◆ **DO THIS**
Each entry needs to be restated exactly as written.

—————

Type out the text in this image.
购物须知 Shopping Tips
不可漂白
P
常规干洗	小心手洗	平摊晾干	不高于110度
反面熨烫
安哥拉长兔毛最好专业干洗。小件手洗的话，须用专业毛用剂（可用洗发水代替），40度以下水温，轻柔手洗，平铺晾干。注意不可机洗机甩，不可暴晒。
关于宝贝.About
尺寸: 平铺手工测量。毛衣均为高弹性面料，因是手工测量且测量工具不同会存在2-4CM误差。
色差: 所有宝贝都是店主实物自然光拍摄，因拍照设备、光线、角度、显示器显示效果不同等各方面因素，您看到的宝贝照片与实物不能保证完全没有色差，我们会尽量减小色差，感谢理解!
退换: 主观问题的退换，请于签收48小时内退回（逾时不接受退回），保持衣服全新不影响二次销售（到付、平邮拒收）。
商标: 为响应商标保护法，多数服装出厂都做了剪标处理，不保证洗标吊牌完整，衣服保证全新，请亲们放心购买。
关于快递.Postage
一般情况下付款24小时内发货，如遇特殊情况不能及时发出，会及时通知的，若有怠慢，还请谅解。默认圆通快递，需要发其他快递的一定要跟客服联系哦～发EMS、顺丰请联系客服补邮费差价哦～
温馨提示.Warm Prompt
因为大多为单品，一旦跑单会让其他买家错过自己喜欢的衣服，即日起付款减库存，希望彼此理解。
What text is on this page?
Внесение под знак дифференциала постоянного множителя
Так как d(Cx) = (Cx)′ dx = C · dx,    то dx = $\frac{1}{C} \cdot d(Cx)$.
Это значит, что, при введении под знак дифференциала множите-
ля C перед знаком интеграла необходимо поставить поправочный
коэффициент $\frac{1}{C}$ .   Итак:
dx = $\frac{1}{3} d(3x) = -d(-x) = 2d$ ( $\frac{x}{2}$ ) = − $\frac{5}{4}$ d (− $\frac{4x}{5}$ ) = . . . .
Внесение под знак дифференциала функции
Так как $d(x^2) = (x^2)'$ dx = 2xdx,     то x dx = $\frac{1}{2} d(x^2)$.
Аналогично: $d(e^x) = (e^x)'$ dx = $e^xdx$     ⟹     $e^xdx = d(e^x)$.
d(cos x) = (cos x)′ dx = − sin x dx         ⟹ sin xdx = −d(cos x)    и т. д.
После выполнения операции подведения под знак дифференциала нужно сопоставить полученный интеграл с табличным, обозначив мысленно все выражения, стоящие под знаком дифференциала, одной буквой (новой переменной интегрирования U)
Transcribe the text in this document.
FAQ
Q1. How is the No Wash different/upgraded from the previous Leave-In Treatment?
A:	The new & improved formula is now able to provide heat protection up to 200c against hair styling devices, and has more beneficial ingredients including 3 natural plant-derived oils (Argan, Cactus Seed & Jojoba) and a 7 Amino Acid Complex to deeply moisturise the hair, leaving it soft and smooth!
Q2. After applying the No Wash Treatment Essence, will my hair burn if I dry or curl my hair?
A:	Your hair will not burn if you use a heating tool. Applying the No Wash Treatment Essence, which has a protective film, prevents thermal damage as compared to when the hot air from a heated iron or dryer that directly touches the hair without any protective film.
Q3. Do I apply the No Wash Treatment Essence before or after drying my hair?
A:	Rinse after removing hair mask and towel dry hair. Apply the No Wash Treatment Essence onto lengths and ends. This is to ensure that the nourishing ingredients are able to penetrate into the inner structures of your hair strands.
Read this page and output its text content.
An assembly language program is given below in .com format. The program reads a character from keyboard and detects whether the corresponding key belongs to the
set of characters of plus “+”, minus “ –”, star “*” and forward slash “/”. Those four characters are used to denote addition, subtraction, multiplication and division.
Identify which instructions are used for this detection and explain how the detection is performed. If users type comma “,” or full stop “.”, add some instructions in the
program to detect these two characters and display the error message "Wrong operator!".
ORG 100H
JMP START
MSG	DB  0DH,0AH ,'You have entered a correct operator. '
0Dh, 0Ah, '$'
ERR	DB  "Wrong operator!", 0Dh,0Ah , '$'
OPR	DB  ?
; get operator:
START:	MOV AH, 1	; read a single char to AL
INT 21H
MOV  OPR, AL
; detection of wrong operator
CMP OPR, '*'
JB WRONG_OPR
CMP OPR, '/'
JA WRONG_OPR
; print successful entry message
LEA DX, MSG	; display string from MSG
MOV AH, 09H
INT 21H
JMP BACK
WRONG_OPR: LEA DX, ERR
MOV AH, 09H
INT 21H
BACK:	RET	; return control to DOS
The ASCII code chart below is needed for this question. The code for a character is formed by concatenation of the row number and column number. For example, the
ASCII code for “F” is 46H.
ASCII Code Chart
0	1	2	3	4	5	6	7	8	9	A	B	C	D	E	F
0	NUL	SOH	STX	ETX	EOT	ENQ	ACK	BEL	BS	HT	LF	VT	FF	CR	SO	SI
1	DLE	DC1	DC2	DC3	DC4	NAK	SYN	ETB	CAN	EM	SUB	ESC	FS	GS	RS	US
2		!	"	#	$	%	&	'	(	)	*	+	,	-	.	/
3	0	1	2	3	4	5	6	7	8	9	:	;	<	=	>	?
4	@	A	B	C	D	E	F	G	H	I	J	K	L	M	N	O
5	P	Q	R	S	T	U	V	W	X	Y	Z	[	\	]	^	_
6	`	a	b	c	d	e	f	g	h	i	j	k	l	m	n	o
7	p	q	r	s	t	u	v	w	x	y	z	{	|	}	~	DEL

—————

◆ **SOLUTION TO THIS EXERCISE**
Type out the text in this image.
购物须知 Shopping Tips
不可漂白
P
常规干洗	小心手洗	平摊晾干	不高于110度
反面熨烫
安哥拉长兔毛最好专业干洗。小件手洗的话，须用专业毛用剂（可用洗发水代替），40度以下水温，轻柔手洗，平铺晾干。注意不可机洗机甩，不可暴晒。
关于宝贝.About
尺寸: 平铺手工测量。毛衣均为高弹性面料，因是手工测量且测量工具不同会存在2-4CM误差。
色差: 所有宝贝都是店主实物自然光拍摄，因拍照设备、光线、角度、显示器显示效果不同等各方面因素，您看到的宝贝照片与实物不能保证完全没有色差，我们会尽量减小色差，感谢理解!
退换: 主观问题的退换，请于签收48小时内退回（逾时不接受退回），保持衣服全新不影响二次销售（到付、平邮拒收）。
商标: 为响应商标保护法，多数服装出厂都做了剪标处理，不保证洗标吊牌完整，衣服保证全新，请亲们放心购买。
关于快递.Postage
一般情况下付款24小时内发货，如遇特殊情况不能及时发出，会及时通知的，若有怠慢，还请谅解。默认圆通快递，需要发其他快递的一定要跟客服联系哦～发EMS、顺丰请联系客服补邮费差价哦～
温馨提示.Warm Prompt
因为大多为单品，一旦跑单会让其他买家错过自己喜欢的衣服，即日起付款减库存，希望彼此理解。
What text is on this page?
Внесение под знак дифференциала постоянного множителя
Так как d(Cx) = (Cx)′ dx = C · dx,    то dx = $\frac{1}{C} \cdot d(Cx)$.
Это значит, что, при введении под знак дифференциала множите-
ля C перед знаком интеграла необходимо поставить поправочный
коэффициент $\frac{1}{C}$ .   Итак:
dx = $\frac{1}{3} d(3x) = -d(-x) = 2d$ ( $\frac{x}{2}$ ) = − $\frac{5}{4}$ d (− $\frac{4x}{5}$ ) = . . . .
Внесение под знак дифференциала функции
Так как $d(x^2) = (x^2)'$ dx = 2xdx,     то x dx = $\frac{1}{2} d(x^2)$.
Аналогично: $d(e^x) = (e^x)'$ dx = $e^xdx$     ⟹     $e^xdx = d(e^x)$.
d(cos x) = (cos x)′ dx = − sin x dx         ⟹ sin xdx = −d(cos x)    и т. д.
После выполнения операции подведения под знак дифференциала нужно сопоставить полученный интеграл с табличным, обозначив мысленно все выражения, стоящие под знаком дифференциала, одной буквой (новой переменной интегрирования U)
Transcribe the text in this document.
FAQ
Q1. How is the No Wash different/upgraded from the previous Leave-In Treatment?
A:	The new & improved formula is now able to provide heat protection up to 200c against hair styling devices, and has more beneficial ingredients including 3 natural plant-derived oils (Argan, Cactus Seed & Jojoba) and a 7 Amino Acid Complex to deeply moisturise the hair, leaving it soft and smooth!
Q2. After applying the No Wash Treatment Essence, will my hair burn if I dry or curl my hair?
A:	Your hair will not burn if you use a heating tool. Applying the No Wash Treatment Essence, which has a protective film, prevents thermal damage as compared to when the hot air from a heated iron or dryer that directly touches the hair without any protective film.
Q3. Do I apply the No Wash Treatment Essence before or after drying my hair?
A:	Rinse after removing hair mask and towel dry hair. Apply the No Wash Treatment Essence onto lengths and ends. This is to ensure that the nourishing ingredients are able to penetrate into the inner structures of your hair strands.
Read this page and output its text content.
An assembly language program is given below in .com format. The program reads a character from keyboard and detects whether the corresponding key belongs to the
set of characters of plus “+”, minus “ –”, star “*” and forward slash “/”. Those four characters are used to denote addition, subtraction, multiplication and division.
Identify which instructions are used for this detection and explain how the detection is performed. If users type comma “,” or full stop “.”, add some instructions in the
program to detect these two characters and display the error message "Wrong operator!".
ORG 100H
JMP START
MSG	DB  0DH,0AH ,'You have entered a correct operator. '
0Dh, 0Ah, '$'
ERR	DB  "Wrong operator!", 0Dh,0Ah , '$'
OPR	DB  ?
; get operator:
START:	MOV AH, 1	; read a single char to AL
INT 21H
MOV  OPR, AL
; detection of wrong operator
CMP OPR, '*'
JB WRONG_OPR
CMP OPR, '/'
JA WRONG_OPR
; print successful entry message
LEA DX, MSG	; display string from MSG
MOV AH, 09H
INT 21H
JMP BACK
WRONG_OPR: LEA DX, ERR
MOV AH, 09H
INT 21H
BACK:	RET	; return control to DOS
The ASCII code chart below is needed for this question. The code for a character is formed by concatenation of the row number and column number. For example, the
ASCII code for “F” is 46H.
ASCII Code Chart
0	1	2	3	4	5	6	7	8	9	A	B	C	D	E	F
0	NUL	SOH	STX	ETX	EOT	ENQ	ACK	BEL	BS	HT	LF	VT	FF	CR	SO	SI
1	DLE	DC1	DC2	DC3	DC4	NAK	SYN	ETB	CAN	EM	SUB	ESC	FS	GS	RS	US
2		!	"	#	$	%	&	'	(	)	*	+	,	-	.	/
3	0	1	2	3	4	5	6	7	8	9	:	;	<	=	>	?
4	@	A	B	C	D	E	F	G	H	I	J	K	L	M	N	O
5	P	Q	R	S	T	U	V	W	X	Y	Z	[	\	]	^	_
6	`	a	b	c	d	e	f	g	h	i	j	k	l	m	n	o
7	p	q	r	s	t	u	v	w	x	y	z	{	|	}	~	DEL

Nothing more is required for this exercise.